- Stated problem A
Rewrite the records, from the start of the records through the line containing "- nav-label: 天赋: [637, 1571, 671, 1591]", as a Markdown table with the columns Row and Line. Give each line its own row, and leave out blank lines.

- Quoted text
By October 1990, the plaintiffs engaged another contractor who paved the driveway only and spread stone dust over the rear parking area for $2,800.00. No evidence was introduced regarding the reasonable cost of paving the parking area. During the year which passed between the defendant's cessation of work and the paving by the new contractor, the dirt driveway frequently washed out and became rutted. This situation generated complaints from the plaintiffs' tenants and required occasional repair.

From July 1987 to October 1, 1988, the defendant was a registered home improvement contractor under the provisions of the Home Improvement Act found in Chapter 400 of the General Statutes. However, he failed to renew his registration certificate and his registration lapsed. He re-registered on October 27, 1989, but at the time he negotiated the contract and did work at the site he was unregistered.

- Records to process
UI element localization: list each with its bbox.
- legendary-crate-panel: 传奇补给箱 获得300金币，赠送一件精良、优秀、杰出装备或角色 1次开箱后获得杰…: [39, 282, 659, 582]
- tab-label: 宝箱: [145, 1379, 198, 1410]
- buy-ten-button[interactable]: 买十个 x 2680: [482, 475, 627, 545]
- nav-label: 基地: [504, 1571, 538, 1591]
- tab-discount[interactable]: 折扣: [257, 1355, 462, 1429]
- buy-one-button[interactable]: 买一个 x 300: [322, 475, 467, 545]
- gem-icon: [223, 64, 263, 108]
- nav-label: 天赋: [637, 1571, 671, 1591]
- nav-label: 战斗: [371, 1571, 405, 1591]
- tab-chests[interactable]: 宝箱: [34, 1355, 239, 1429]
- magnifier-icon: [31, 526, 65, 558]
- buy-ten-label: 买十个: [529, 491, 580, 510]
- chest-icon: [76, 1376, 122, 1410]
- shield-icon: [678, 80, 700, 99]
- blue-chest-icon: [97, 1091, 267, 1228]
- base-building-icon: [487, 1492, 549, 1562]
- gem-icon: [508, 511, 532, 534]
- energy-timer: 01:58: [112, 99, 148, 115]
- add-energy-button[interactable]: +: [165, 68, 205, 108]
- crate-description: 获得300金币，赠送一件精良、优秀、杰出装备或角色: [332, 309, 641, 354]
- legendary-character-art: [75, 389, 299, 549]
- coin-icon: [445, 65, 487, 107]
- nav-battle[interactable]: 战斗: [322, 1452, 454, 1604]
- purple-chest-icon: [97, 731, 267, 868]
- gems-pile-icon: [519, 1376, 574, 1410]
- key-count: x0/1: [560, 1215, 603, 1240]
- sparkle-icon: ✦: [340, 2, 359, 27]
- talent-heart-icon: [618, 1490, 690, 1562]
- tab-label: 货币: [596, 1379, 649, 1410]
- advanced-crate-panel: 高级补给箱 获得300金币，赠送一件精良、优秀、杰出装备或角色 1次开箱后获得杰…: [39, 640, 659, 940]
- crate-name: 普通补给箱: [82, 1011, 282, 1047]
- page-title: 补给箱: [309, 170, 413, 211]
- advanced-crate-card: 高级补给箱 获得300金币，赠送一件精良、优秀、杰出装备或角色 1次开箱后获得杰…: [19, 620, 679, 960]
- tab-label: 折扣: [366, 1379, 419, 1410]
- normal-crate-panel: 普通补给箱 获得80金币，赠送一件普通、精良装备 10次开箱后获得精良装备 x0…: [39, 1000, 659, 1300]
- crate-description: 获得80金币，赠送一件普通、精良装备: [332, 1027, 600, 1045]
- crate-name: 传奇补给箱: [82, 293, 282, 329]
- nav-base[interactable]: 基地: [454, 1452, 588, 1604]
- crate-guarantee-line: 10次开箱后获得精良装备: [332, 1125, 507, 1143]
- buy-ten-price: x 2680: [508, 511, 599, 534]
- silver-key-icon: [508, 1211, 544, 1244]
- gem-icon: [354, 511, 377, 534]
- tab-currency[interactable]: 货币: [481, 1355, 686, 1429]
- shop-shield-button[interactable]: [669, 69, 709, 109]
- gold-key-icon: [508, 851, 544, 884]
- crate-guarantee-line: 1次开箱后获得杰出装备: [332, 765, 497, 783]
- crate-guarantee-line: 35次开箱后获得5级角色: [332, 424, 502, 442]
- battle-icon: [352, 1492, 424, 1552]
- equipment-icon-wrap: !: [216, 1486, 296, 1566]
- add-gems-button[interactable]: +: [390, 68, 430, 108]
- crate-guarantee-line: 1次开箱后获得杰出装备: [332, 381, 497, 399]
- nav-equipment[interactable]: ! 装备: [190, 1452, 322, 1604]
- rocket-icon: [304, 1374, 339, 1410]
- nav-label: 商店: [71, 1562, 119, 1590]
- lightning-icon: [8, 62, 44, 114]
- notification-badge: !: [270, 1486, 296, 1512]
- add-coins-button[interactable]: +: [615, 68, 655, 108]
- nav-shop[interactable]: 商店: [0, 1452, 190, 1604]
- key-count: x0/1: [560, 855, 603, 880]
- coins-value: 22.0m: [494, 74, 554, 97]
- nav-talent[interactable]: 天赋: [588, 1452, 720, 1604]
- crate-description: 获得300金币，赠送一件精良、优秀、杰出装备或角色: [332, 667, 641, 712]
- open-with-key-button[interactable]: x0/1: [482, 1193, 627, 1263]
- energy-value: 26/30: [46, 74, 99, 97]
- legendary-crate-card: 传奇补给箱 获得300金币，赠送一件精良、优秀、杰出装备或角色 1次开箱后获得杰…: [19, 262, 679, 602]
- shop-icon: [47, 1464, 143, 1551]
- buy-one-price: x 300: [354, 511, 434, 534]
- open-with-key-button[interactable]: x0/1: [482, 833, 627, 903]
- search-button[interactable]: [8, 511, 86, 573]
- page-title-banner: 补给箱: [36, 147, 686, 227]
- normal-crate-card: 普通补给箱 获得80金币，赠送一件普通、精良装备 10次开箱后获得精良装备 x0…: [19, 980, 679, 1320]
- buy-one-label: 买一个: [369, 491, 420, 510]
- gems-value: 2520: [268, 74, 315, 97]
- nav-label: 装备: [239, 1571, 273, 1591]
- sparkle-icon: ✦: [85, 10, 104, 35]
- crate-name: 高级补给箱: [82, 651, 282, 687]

- Stated problem B
In the passage about the home improvement contractor, why was the defendant unregistered when he negotiated the contract and did work at the site?

- Task solution A
| Row | Line |
|---|---|
| 1 | UI element localization: list each with its bbox. |
| 2 | - legendary-crate-panel: 传奇补给箱 获得300金币，赠送一件精良、优秀、杰出装备或角色 1次开箱后获得杰…: [39, 282, 659, 582] |
| 3 | - tab-label: 宝箱: [145, 1379, 198, 1410] |
| 4 | - buy-ten-button[interactable]: 买十个 x 2680: [482, 475, 627, 545] |
| 5 | - nav-label: 基地: [504, 1571, 538, 1591] |
| 6 | - tab-discount[interactable]: 折扣: [257, 1355, 462, 1429] |
| 7 | - buy-one-button[interactable]: 买一个 x 300: [322, 475, 467, 545] |
| 8 | - gem-icon: [223, 64, 263, 108] |
| 9 | - nav-label: 天赋: [637, 1571, 671, 1591] |

- Task solution B
He failed to renew his registration certificate, so his registration under the Home Improvement Act lapsed after October 1, 1988. He did not re-register until October 27, 1989.